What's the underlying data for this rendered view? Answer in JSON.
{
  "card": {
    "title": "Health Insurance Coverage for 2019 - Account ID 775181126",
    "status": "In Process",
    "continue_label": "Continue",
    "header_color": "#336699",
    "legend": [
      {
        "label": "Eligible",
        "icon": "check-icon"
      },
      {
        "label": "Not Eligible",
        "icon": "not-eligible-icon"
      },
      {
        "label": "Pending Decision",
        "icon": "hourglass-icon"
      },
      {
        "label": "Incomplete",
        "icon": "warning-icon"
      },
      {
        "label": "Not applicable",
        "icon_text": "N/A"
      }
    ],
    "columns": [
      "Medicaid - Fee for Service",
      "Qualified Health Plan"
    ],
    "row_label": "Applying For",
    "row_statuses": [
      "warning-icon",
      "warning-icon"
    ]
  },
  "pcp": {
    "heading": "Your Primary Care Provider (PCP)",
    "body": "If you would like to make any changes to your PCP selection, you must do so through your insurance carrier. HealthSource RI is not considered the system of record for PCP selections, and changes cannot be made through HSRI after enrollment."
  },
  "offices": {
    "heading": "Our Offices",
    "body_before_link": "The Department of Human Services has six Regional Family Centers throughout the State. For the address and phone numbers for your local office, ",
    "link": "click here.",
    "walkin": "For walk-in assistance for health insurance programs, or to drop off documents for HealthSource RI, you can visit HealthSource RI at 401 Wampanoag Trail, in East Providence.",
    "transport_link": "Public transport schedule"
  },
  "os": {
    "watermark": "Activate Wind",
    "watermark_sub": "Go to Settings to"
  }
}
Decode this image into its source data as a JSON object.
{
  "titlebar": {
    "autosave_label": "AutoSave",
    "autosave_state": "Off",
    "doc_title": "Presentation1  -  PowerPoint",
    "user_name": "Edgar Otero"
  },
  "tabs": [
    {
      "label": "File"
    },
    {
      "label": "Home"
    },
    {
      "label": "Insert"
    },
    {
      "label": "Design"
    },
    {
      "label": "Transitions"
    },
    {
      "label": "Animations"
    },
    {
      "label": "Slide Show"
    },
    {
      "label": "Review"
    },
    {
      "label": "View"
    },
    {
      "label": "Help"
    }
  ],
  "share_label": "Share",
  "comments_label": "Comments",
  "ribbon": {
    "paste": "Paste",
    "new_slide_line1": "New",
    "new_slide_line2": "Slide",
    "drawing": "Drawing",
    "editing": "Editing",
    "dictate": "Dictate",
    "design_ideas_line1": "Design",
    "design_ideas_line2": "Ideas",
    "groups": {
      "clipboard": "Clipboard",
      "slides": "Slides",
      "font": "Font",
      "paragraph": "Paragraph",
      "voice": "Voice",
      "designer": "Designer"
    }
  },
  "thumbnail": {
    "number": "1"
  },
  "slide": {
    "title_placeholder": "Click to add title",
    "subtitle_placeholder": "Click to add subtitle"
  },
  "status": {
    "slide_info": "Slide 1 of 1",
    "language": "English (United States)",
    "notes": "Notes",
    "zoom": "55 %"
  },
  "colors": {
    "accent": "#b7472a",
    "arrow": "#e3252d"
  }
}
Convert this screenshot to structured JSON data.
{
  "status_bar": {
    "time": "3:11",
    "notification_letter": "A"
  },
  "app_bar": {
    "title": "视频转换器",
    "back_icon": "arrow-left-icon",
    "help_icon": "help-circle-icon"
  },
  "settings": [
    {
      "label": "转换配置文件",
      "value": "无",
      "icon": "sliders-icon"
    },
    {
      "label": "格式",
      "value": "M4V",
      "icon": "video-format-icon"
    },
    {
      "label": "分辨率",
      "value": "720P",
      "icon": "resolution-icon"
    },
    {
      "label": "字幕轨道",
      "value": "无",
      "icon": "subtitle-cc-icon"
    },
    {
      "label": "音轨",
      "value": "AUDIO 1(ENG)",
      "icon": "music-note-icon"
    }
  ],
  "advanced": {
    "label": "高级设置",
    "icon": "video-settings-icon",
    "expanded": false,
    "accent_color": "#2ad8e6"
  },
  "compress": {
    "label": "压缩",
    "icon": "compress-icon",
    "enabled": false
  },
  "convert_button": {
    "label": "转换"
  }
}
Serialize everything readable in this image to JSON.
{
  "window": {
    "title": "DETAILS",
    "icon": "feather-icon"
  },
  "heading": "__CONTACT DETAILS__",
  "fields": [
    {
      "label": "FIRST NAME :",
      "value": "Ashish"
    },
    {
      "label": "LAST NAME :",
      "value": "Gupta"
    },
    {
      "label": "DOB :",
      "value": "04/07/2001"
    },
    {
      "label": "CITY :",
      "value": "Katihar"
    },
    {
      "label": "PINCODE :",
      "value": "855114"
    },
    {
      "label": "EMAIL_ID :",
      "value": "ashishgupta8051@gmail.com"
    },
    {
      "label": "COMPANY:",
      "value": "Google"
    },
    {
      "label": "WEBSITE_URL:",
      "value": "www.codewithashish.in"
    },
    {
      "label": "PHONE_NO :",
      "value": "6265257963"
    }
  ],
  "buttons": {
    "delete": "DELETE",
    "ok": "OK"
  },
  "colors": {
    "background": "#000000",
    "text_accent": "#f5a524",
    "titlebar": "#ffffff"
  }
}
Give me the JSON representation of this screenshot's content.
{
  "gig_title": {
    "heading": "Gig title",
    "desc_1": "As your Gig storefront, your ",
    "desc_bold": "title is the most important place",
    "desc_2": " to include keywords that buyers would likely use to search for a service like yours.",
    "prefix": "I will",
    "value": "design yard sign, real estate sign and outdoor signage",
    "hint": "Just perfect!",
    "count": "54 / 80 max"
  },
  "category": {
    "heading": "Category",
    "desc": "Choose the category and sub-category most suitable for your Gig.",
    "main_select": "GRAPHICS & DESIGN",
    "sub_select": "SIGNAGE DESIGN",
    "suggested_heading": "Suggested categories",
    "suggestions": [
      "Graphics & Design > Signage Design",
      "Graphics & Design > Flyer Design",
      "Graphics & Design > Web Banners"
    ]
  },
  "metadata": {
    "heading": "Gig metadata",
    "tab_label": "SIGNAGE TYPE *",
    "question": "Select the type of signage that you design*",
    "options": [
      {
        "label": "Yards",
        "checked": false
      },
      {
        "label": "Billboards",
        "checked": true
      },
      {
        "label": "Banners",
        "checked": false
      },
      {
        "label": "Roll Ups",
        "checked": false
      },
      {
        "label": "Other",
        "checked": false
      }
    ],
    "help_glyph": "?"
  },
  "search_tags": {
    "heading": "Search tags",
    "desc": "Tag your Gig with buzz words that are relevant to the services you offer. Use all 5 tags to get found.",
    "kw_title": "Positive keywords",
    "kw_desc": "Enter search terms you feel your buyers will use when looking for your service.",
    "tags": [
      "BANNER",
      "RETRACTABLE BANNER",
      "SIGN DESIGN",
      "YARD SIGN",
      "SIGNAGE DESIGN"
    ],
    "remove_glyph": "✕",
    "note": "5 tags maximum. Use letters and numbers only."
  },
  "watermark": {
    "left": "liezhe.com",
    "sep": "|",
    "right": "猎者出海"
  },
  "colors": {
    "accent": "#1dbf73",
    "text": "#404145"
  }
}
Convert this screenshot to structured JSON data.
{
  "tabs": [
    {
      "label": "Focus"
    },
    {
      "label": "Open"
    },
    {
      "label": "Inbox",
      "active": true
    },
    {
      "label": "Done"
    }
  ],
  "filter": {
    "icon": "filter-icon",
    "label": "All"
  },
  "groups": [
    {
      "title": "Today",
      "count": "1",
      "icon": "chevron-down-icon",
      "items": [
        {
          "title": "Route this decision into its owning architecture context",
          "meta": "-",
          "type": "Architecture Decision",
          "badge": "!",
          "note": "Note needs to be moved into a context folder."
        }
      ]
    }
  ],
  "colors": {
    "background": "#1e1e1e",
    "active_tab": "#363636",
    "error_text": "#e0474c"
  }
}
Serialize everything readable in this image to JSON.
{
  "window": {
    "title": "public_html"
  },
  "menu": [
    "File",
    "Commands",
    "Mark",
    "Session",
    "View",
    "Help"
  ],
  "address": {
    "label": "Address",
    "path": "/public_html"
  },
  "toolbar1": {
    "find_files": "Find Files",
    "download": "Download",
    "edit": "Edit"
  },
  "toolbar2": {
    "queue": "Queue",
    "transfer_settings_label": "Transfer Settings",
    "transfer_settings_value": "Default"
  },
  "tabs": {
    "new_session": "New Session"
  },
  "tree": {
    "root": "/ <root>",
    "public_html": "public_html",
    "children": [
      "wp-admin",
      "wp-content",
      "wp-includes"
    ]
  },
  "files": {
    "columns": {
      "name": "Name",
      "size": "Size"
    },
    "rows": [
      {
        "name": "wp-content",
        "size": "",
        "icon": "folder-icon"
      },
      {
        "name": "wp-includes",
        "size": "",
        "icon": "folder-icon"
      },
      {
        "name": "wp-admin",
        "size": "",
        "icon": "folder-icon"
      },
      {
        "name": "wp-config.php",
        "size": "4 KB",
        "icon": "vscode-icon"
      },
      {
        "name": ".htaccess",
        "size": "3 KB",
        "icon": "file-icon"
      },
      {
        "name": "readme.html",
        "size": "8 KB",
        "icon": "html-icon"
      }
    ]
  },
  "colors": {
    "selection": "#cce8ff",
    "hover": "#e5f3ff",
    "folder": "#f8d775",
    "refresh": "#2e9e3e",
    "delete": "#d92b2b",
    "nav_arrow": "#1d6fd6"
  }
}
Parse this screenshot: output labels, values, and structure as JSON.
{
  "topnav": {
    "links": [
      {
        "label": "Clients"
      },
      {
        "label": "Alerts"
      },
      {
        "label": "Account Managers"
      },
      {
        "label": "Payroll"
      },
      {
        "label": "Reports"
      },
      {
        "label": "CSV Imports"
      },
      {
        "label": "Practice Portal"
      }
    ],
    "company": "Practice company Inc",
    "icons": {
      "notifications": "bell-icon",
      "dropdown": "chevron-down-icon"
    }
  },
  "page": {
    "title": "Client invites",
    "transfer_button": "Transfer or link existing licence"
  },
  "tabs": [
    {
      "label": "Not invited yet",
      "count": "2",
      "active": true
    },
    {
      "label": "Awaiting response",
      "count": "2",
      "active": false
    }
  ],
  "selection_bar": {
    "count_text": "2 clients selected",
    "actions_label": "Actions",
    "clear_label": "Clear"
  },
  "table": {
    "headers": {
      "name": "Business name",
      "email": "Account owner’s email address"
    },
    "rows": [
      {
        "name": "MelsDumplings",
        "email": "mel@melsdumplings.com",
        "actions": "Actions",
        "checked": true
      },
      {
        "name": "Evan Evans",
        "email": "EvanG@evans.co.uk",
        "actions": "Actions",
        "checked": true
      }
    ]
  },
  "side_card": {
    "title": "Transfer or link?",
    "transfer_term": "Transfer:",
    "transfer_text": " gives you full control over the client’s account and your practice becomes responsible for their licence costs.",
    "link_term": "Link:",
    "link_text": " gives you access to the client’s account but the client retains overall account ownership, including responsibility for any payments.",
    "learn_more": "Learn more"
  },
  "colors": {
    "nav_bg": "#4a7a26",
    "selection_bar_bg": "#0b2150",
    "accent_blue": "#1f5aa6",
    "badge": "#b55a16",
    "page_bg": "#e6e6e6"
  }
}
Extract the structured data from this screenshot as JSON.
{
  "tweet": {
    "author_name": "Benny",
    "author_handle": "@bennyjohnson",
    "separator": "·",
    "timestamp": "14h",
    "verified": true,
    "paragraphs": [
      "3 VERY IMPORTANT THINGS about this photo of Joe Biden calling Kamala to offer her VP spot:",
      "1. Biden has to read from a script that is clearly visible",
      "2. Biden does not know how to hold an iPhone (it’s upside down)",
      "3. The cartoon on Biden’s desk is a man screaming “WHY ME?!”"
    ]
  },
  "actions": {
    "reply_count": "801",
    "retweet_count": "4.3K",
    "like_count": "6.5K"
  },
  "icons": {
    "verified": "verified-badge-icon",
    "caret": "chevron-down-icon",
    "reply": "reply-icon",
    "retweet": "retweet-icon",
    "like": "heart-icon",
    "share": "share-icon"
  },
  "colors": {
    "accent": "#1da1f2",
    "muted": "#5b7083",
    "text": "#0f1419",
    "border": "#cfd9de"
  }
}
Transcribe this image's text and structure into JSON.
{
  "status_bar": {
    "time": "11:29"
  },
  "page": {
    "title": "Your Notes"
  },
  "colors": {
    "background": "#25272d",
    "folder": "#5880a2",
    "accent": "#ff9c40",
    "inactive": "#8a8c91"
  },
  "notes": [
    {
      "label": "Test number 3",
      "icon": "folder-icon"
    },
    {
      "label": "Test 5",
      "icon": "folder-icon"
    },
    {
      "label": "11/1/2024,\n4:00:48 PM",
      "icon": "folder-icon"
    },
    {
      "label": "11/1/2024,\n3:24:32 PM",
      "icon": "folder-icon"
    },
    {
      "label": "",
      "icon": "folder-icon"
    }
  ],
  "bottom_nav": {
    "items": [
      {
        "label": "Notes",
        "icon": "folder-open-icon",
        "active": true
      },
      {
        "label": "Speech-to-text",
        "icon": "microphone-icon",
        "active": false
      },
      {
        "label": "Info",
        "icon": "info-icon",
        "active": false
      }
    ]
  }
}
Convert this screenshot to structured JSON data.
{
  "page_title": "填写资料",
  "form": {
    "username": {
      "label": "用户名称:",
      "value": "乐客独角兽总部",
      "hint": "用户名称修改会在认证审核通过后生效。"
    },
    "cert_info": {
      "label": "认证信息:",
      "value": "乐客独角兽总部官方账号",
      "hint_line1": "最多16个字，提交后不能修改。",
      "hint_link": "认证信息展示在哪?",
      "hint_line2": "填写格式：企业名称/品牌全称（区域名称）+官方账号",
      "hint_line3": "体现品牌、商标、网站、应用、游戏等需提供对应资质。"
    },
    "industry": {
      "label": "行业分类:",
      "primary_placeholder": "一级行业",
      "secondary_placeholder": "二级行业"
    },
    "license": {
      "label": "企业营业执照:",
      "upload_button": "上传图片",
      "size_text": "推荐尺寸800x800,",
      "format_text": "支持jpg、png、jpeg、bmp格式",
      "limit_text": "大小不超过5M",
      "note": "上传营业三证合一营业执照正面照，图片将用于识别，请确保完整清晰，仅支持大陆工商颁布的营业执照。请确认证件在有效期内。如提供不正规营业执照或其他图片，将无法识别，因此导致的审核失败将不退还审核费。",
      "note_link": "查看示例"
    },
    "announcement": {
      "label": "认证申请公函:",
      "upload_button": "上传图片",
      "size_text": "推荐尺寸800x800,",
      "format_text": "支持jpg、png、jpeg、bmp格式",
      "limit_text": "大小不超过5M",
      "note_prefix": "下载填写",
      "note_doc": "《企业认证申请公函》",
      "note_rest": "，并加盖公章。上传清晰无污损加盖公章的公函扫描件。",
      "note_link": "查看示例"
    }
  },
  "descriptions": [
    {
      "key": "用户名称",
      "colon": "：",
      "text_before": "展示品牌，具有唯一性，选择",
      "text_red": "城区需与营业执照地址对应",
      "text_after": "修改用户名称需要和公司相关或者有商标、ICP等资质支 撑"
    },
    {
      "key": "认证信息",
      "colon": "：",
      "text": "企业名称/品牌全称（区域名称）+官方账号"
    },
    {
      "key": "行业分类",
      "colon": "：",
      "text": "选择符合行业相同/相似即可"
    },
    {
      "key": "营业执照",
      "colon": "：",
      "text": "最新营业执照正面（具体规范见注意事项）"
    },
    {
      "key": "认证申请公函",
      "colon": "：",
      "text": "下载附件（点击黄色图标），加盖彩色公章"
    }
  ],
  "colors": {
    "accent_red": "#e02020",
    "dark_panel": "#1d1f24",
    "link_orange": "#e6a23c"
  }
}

## [WHAT YOU NEED TO DO]
Go through the listing above and pull out each line containing the word "video".

## [WORKED SOLUTION]
      "icon": "video-format-icon"
    "icon": "video-settings-icon",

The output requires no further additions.